▸ Task instructions
Where a line in the listing contains the string "sell", copy that line out.

◇ ◇ ◇ ◇ ◇ ◇ ◇

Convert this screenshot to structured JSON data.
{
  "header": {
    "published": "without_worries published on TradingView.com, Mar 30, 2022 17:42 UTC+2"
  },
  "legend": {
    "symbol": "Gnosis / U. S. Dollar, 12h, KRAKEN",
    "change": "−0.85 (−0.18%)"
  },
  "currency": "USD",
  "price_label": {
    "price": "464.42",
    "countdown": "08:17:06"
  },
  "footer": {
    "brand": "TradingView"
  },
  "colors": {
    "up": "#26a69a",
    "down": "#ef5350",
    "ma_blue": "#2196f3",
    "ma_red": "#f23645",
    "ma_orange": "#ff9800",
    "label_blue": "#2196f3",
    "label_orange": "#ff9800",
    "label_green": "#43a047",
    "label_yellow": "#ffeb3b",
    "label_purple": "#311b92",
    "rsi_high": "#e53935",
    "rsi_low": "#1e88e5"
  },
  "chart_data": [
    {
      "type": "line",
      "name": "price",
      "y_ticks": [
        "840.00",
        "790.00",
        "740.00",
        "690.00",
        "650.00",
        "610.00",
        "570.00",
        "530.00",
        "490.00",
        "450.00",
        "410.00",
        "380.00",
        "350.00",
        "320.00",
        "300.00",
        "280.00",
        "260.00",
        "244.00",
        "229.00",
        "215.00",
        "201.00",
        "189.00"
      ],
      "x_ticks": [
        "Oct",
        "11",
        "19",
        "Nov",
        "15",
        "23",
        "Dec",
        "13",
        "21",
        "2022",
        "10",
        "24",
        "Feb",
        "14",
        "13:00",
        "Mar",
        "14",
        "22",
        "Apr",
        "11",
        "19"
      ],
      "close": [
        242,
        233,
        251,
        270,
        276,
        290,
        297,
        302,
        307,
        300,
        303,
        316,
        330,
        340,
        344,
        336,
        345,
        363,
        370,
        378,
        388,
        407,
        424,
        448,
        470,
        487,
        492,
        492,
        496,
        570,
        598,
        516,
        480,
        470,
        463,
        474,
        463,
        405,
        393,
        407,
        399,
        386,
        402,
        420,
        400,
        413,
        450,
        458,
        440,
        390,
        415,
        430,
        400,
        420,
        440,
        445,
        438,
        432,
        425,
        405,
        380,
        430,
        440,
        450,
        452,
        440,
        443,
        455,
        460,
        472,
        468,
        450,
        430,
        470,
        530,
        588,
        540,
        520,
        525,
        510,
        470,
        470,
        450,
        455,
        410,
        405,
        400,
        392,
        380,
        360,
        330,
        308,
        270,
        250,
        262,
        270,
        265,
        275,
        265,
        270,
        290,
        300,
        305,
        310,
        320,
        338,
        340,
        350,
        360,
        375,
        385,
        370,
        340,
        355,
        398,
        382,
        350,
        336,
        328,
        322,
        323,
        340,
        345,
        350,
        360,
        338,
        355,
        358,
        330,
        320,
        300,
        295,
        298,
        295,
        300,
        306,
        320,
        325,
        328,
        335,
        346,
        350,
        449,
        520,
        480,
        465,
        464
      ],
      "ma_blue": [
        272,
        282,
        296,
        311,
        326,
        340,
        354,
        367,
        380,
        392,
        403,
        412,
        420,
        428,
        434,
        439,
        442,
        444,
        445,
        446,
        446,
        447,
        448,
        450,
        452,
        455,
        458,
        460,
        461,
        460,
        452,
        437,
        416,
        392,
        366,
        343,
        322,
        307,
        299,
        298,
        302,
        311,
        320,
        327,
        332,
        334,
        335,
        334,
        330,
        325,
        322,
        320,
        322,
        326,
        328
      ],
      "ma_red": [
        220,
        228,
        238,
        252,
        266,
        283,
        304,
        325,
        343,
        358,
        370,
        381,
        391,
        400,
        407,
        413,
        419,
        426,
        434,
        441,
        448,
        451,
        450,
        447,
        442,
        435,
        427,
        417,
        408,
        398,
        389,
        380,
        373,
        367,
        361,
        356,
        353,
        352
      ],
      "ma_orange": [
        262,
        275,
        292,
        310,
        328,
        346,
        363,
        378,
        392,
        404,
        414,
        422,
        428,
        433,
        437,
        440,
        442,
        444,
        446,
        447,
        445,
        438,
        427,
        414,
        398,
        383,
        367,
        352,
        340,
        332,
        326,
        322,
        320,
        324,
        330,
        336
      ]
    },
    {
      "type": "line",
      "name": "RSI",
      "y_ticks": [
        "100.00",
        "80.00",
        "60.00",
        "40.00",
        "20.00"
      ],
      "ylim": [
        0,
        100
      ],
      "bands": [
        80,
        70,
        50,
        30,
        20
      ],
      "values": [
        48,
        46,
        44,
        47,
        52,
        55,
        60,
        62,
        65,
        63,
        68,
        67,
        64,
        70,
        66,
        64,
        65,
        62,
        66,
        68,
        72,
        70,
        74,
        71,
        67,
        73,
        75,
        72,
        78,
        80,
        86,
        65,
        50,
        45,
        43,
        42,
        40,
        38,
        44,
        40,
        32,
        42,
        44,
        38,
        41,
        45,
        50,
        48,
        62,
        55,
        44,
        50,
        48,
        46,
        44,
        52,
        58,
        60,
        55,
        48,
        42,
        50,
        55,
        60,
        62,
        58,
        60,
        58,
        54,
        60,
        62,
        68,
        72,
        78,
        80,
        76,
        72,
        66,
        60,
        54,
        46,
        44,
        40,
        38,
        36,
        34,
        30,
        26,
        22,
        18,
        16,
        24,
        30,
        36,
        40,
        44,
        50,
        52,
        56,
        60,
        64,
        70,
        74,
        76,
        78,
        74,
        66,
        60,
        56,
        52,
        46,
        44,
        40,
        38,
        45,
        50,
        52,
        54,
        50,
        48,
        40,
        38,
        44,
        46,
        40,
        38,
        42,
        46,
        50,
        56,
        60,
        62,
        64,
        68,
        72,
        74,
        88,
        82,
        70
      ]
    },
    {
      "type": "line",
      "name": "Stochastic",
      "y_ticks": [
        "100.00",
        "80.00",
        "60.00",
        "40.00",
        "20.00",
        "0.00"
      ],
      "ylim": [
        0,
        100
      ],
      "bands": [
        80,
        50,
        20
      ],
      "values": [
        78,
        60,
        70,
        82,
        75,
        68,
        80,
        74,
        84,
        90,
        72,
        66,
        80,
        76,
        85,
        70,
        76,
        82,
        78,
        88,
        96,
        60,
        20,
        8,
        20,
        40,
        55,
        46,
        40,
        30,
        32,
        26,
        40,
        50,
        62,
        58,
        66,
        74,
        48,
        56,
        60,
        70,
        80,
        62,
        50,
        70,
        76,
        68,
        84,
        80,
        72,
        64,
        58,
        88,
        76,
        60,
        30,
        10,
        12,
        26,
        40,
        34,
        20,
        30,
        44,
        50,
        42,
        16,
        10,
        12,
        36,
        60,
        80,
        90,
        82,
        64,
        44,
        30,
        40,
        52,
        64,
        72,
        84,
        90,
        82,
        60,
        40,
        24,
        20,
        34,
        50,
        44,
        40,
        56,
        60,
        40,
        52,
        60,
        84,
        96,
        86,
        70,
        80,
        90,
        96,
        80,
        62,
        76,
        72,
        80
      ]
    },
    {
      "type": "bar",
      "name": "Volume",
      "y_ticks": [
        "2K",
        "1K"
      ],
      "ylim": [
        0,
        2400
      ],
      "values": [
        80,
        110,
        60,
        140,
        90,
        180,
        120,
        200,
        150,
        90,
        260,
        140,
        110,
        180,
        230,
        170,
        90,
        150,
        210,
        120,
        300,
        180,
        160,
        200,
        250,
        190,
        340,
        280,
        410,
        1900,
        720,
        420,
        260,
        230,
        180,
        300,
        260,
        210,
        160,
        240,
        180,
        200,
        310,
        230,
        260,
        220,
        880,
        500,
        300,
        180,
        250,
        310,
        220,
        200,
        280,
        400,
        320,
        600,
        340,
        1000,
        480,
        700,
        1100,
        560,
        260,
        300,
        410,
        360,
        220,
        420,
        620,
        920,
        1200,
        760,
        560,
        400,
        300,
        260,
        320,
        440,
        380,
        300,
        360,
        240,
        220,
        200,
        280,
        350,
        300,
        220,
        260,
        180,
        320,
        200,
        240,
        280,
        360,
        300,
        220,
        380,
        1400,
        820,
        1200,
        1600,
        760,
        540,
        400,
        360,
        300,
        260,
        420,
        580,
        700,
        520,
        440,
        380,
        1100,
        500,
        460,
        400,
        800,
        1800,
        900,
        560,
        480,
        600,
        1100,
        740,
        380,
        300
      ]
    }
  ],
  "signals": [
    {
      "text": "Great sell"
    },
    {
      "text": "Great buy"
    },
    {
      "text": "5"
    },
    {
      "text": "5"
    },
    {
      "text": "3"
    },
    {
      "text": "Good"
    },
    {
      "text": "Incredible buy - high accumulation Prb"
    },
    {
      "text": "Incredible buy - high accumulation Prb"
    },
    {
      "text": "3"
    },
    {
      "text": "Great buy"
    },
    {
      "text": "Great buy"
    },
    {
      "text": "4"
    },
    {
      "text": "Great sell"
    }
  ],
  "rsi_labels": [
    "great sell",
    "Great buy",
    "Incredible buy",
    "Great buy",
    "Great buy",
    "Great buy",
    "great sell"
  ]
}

◇ ◇ ◇ ◇ ◇ ◇ ◇

▸ Correct answer
      "text": "Great sell"
      "text": "Great sell"
    "great sell",
    "great sell"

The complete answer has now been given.